• _Getoonde tekst_:
○ ○ ○ ○ ○
Burgemeester en wethouders zijn bevoegd het plan met toepassing van art. 11 WRO te wijzigen;

  • a. ten behoeve van het verwijderen van de kaart van de aanduiding “B1a” en/of “a“ als bedoeld in lid 3.1 sub c en d , indien de genoemde bedrijfsfunctie ter plaatse is beëindigd.
  • b. ten behoeve van het wijzigen van de bestemming B2 in de bestemming GD2, ter plaatse van het perceel Mercuriusstraat 5 (latour), waarbij op het bouwperceel maximaal twee vrijstaande gebouwen mogen worden gerealiseerd, waarvan één met een minimale nokhoogte van 30 meter en voor het overige de artikelen 6.1 sub b en 6.2 sub b van overeenkomstige toepassing zijn;
  • c. op de voorbereiding van een besluit tot wijziging van het bestemmingsplan op grond van artikel 11 WRO is de afdeling 3.4 van de Algemene wet bestuursrecht van toepassing.
3.5 Verboden gebruik

Het is verboden de onbebouwde gronden binnen de bestemming te gebruiken als:

  • a. opslagplaats voor vaten, kisten, al dan niet voor gebruik geschikte werktuigen en machines of onderdelen daarvan, bouwmaterialen, afval, puin, grind en brandstoffen;
  • b. uitstallings- of opslagplaats voor al dan niet voor gebruik geschikte voer- of vaartuigen of onderdelen daarvan;
  • c. uitstallings- of opslagplaats danwel stand- of ligplaats voor onderkomens.
○ ○ ○ ○ ○
• _Aangeleverde gegevens_:
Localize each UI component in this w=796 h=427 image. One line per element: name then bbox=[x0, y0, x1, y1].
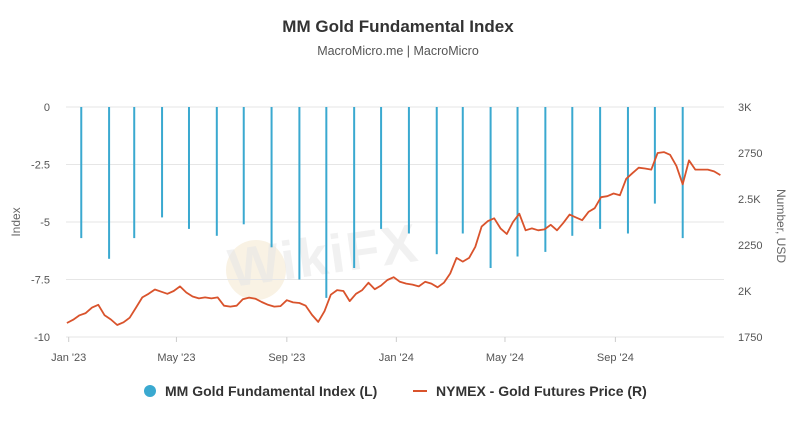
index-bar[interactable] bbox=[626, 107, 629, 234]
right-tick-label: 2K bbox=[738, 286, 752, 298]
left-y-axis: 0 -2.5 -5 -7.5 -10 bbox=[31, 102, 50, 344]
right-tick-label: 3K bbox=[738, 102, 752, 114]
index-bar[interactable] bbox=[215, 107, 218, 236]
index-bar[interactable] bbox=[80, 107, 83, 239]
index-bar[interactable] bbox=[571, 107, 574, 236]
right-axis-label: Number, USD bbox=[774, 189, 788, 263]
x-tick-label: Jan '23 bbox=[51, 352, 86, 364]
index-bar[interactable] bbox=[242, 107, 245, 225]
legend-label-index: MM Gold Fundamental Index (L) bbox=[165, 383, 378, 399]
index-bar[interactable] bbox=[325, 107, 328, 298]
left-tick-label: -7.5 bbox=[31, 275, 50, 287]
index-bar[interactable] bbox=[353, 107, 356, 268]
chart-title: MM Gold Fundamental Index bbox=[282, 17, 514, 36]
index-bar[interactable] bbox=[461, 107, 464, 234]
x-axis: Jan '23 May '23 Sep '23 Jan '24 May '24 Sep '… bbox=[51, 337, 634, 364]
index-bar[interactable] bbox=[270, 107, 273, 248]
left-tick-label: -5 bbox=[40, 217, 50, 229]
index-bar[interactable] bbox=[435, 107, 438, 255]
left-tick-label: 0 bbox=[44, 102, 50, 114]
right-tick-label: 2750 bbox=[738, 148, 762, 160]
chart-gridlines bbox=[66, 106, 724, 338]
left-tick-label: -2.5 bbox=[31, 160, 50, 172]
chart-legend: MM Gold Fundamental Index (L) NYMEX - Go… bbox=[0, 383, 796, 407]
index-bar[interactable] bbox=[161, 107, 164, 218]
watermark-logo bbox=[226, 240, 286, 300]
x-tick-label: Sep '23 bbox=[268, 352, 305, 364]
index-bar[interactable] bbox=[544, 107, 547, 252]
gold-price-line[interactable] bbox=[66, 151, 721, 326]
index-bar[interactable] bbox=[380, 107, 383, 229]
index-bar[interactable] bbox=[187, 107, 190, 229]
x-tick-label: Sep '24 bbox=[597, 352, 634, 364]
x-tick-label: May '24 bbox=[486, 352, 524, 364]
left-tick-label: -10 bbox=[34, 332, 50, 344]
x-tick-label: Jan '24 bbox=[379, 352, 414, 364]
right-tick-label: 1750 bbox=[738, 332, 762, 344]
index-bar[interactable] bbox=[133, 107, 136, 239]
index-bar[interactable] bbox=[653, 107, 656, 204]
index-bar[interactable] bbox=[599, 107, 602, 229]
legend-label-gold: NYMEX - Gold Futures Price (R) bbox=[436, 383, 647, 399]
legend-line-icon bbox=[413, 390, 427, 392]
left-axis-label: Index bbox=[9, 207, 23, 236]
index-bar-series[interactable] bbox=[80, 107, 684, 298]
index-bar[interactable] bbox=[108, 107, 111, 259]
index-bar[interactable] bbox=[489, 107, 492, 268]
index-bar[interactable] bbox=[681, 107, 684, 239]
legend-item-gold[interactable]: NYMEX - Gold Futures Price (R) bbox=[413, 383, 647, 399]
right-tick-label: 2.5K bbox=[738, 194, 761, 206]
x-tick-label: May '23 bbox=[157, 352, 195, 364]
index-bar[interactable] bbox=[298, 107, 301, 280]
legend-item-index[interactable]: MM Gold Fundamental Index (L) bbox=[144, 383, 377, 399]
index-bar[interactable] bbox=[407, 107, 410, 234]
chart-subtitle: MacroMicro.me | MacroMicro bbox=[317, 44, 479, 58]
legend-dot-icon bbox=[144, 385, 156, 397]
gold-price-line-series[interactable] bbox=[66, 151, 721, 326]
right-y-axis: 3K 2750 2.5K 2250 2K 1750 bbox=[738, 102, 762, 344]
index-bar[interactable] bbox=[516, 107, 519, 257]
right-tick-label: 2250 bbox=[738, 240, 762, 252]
○ ○ ○ ○ ○
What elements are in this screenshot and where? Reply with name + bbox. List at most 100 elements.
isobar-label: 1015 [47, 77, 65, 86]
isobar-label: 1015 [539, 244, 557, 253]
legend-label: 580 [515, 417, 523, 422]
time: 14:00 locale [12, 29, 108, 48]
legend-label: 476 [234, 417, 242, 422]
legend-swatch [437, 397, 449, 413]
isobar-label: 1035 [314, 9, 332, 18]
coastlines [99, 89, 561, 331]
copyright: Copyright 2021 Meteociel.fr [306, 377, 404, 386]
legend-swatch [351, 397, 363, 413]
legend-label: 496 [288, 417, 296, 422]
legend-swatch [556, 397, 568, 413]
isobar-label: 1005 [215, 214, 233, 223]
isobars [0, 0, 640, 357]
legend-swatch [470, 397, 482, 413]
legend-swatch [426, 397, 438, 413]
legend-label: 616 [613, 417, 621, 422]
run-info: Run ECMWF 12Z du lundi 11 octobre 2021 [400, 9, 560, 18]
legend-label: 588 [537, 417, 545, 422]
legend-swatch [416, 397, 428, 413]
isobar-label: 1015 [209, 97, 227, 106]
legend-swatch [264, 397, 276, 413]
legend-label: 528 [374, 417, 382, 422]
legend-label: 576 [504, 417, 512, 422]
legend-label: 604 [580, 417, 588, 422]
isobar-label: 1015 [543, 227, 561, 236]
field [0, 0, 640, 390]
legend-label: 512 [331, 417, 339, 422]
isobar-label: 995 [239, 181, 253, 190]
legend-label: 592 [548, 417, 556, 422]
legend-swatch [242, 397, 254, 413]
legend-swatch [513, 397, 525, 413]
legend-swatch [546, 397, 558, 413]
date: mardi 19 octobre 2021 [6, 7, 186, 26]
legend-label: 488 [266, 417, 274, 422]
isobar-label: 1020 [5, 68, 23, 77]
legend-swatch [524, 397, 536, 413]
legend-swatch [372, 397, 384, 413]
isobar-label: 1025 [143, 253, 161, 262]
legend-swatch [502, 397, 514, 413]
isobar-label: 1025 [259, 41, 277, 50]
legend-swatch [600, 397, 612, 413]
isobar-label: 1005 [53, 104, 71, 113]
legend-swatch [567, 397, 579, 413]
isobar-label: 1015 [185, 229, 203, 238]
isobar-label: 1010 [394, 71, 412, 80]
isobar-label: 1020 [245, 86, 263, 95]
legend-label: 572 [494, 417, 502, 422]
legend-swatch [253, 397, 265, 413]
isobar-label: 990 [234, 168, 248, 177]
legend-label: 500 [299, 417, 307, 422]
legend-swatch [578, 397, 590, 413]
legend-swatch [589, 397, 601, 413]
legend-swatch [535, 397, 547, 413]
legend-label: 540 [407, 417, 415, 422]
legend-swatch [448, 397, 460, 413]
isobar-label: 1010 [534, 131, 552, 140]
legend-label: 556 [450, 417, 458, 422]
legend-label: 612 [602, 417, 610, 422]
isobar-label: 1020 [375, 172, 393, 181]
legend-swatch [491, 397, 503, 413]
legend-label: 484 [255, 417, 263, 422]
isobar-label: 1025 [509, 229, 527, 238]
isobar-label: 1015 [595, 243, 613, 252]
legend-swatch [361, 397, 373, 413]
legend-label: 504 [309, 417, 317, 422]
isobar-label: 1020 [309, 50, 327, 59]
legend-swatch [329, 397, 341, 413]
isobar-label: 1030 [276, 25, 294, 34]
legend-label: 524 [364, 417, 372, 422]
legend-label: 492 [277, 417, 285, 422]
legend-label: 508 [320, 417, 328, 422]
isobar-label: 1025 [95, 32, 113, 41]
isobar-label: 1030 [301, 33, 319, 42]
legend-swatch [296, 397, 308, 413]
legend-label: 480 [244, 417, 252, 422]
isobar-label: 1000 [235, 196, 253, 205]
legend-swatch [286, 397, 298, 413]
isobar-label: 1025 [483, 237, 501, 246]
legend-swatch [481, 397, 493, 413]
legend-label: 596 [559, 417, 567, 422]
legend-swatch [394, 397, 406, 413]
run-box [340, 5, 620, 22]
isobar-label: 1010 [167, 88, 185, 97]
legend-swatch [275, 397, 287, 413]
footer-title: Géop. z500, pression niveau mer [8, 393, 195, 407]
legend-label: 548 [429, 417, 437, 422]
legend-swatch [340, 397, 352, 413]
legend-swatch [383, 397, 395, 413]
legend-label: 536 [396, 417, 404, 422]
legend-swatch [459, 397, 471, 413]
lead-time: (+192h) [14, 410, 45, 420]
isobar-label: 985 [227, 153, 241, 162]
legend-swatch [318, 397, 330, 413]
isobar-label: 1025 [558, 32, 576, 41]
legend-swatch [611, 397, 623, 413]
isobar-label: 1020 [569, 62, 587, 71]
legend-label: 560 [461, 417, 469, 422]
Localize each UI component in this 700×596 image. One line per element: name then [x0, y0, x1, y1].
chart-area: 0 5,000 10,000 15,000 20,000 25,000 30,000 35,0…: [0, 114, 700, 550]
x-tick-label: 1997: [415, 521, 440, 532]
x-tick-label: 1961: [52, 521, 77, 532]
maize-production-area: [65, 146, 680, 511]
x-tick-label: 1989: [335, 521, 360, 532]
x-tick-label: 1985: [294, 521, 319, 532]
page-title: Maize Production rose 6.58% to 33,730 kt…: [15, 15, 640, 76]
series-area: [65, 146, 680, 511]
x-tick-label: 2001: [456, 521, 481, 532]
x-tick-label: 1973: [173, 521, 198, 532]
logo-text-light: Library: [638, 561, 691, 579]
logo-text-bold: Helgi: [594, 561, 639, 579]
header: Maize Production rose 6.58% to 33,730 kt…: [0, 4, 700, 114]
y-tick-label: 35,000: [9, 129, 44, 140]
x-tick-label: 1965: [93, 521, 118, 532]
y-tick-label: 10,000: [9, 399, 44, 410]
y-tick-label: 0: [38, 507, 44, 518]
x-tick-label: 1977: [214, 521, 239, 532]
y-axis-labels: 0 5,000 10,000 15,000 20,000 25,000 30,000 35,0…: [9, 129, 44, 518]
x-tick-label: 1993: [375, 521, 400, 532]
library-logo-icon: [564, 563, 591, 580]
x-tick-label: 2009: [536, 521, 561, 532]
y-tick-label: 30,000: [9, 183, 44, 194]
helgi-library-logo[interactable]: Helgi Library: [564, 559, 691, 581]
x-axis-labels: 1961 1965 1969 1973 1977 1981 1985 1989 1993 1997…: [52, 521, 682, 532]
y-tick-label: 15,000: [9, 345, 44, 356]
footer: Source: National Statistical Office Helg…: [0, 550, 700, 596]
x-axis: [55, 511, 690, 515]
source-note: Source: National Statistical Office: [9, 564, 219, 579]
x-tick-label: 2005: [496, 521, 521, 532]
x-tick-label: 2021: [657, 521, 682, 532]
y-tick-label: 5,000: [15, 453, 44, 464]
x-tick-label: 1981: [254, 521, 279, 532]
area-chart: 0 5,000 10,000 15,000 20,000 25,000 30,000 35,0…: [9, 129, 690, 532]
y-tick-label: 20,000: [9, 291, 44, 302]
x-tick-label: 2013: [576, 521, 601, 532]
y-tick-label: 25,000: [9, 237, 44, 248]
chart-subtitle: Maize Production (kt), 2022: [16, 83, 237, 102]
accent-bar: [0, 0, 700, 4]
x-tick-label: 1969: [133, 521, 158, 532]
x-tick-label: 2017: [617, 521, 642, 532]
○ ○ ○ ○ ○
• _Opdrachten_:
**a.** Welke minimale nokhoogte geldt volgens de getoonde tekst voor één van de gebouwen op het perceel Mercuriusstraat 5?
**b.** Vat de alinea uit de getoonde tekst die begint met "b. ten behoeve van het wijzigen van de bestemming B2" samen als een korte lijst met de belangrijkste feiten.
**c.** Schrijf alsjeblieft het deel van de getoonde tekst van "Burgemeester en wethouders" tot "plaatse is beëindigd." letterlijk over.

• _Antwoorden per opdracht_:
**a.** 30 meter.

**b.**
- Wijziging van de bestemming B2 in de bestemming GD2.
- Geldt voor het perceel Mercuriusstraat 5 (latour).
- Op het bouwperceel mogen maximaal twee vrijstaande gebouwen komen.
- Eén daarvan heeft een minimale nokhoogte van 30 meter.
- Verder zijn de artikelen 6.1 sub b en 6.2 sub b van overeenkomstige toepassing.

**c.**
Burgemeester en wethouders zijn bevoegd het plan met toepassing van art. 11 WRO te wijzigen;

  • a. ten behoeve van het verwijderen van de kaart van de aanduiding “B1a” en/of “a“ als bedoeld in lid 3.1 sub c en d , indien de genoemde bedrijfsfunctie ter plaatse is beëindigd.